--- start Data for this task ---

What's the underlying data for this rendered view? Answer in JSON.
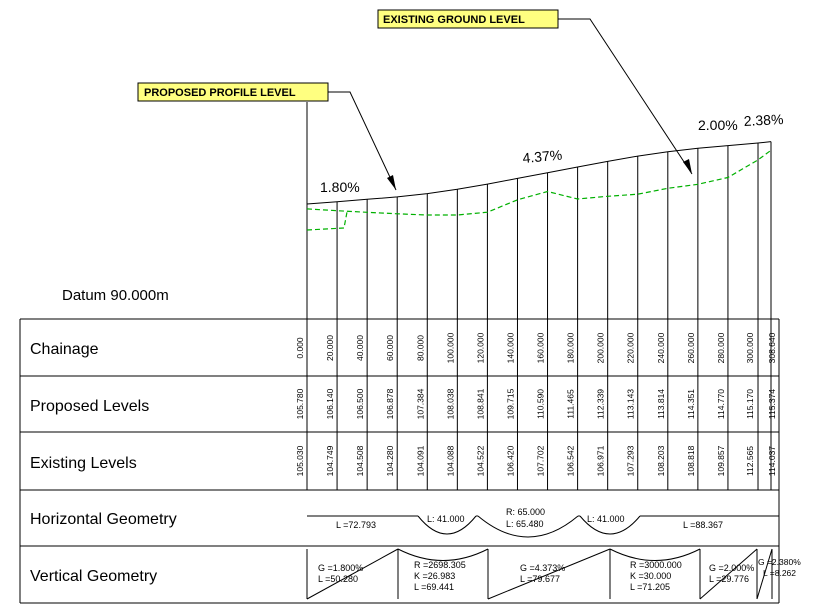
{
  "callouts": {
    "existing": "EXISTING GROUND LEVEL",
    "proposed": "PROPOSED PROFILE LEVEL"
  },
  "datum": "Datum 90.000m",
  "grades": [
    "1.80%",
    "4.37%",
    "2.00%",
    "2.38%"
  ],
  "rows": {
    "chainage": "Chainage",
    "proposed": "Proposed Levels",
    "existing": "Existing Levels",
    "horizontal": "Horizontal Geometry",
    "vertical": "Vertical Geometry"
  },
  "stations": [
    {
      "chainage": "0.000",
      "proposed": "105.780",
      "existing": "105.030"
    },
    {
      "chainage": "20.000",
      "proposed": "106.140",
      "existing": "104.749"
    },
    {
      "chainage": "40.000",
      "proposed": "106.500",
      "existing": "104.508"
    },
    {
      "chainage": "60.000",
      "proposed": "106.878",
      "existing": "104.280"
    },
    {
      "chainage": "80.000",
      "proposed": "107.384",
      "existing": "104.091"
    },
    {
      "chainage": "100.000",
      "proposed": "108.038",
      "existing": "104.088"
    },
    {
      "chainage": "120.000",
      "proposed": "108.841",
      "existing": "104.522"
    },
    {
      "chainage": "140.000",
      "proposed": "109.715",
      "existing": "106.420"
    },
    {
      "chainage": "160.000",
      "proposed": "110.590",
      "existing": "107.702"
    },
    {
      "chainage": "180.000",
      "proposed": "111.465",
      "existing": "106.542"
    },
    {
      "chainage": "200.000",
      "proposed": "112.339",
      "existing": "106.971"
    },
    {
      "chainage": "220.000",
      "proposed": "113.143",
      "existing": "107.293"
    },
    {
      "chainage": "240.000",
      "proposed": "113.814",
      "existing": "108.203"
    },
    {
      "chainage": "260.000",
      "proposed": "114.351",
      "existing": "108.818"
    },
    {
      "chainage": "280.000",
      "proposed": "114.770",
      "existing": "109.857"
    },
    {
      "chainage": "300.000",
      "proposed": "115.170",
      "existing": "112.565"
    },
    {
      "chainage": "308.640",
      "proposed": "115.374",
      "existing": "114.037"
    }
  ],
  "horizontal_geometry": {
    "tangent1": "L =72.793",
    "curve1": "L: 41.000",
    "curve2_r": "R: 65.000",
    "curve2_l": "L: 65.480",
    "curve3": "L: 41.000",
    "tangent2": "L =88.367"
  },
  "vertical_geometry": {
    "g1": "G =1.800%",
    "l1": "L =50.280",
    "r1": "R =2698.305",
    "k1": "K =26.983",
    "vl1": "L =69.441",
    "g2": "G =4.373%",
    "l2": "L =79.677",
    "r2": "R =3000.000",
    "k2": "K =30.000",
    "vl2": "L =71.205",
    "g3": "G =2.000%",
    "l3": "L =29.776",
    "g4": "G =2.380%",
    "l4": "L =8.262"
  },
  "colors": {
    "existing_line": "#00b000",
    "callout_fill": "#ffff80",
    "line": "#000000"
  },
  "chart_data": {
    "type": "line",
    "x": [
      0,
      20,
      40,
      60,
      80,
      100,
      120,
      140,
      160,
      180,
      200,
      220,
      240,
      260,
      280,
      300,
      308.64
    ],
    "series": [
      {
        "name": "PROPOSED PROFILE LEVEL",
        "values": [
          105.78,
          106.14,
          106.5,
          106.878,
          107.384,
          108.038,
          108.841,
          109.715,
          110.59,
          111.465,
          112.339,
          113.143,
          113.814,
          114.351,
          114.77,
          115.17,
          115.374
        ]
      },
      {
        "name": "EXISTING GROUND LEVEL",
        "values": [
          105.03,
          104.749,
          104.508,
          104.28,
          104.091,
          104.088,
          104.522,
          106.42,
          107.702,
          106.542,
          106.971,
          107.293,
          108.203,
          108.818,
          109.857,
          112.565,
          114.037
        ]
      }
    ],
    "datum": 90.0
  }
}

--- end Data for this task ---

From the records above, pull out every line containing the word "Levels".

    "proposed": "Proposed Levels",
    "existing": "Existing Levels",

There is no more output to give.